■ **WHAT TO DO**:
List each line of the data in which the string "Operational" appears.

- - -

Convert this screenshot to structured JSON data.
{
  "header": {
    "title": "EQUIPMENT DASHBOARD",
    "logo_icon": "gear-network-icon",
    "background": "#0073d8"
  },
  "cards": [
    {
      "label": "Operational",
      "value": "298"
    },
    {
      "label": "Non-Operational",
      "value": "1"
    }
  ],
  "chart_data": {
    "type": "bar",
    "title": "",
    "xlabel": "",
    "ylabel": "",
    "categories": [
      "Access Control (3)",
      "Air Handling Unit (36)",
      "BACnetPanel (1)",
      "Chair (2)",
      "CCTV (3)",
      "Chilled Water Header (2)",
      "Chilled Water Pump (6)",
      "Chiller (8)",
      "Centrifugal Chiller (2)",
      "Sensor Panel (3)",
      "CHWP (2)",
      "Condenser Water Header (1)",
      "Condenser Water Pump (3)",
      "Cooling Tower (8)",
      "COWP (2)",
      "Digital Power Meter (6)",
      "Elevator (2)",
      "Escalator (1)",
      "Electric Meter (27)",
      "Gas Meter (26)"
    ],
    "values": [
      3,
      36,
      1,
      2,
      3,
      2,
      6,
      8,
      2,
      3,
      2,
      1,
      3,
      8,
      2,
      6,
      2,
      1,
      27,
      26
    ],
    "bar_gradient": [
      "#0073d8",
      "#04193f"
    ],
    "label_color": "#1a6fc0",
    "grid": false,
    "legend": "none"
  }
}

- - -

■ **EXERCISE SOLUTION**:
      "label": "Operational",
      "label": "Non-Operational",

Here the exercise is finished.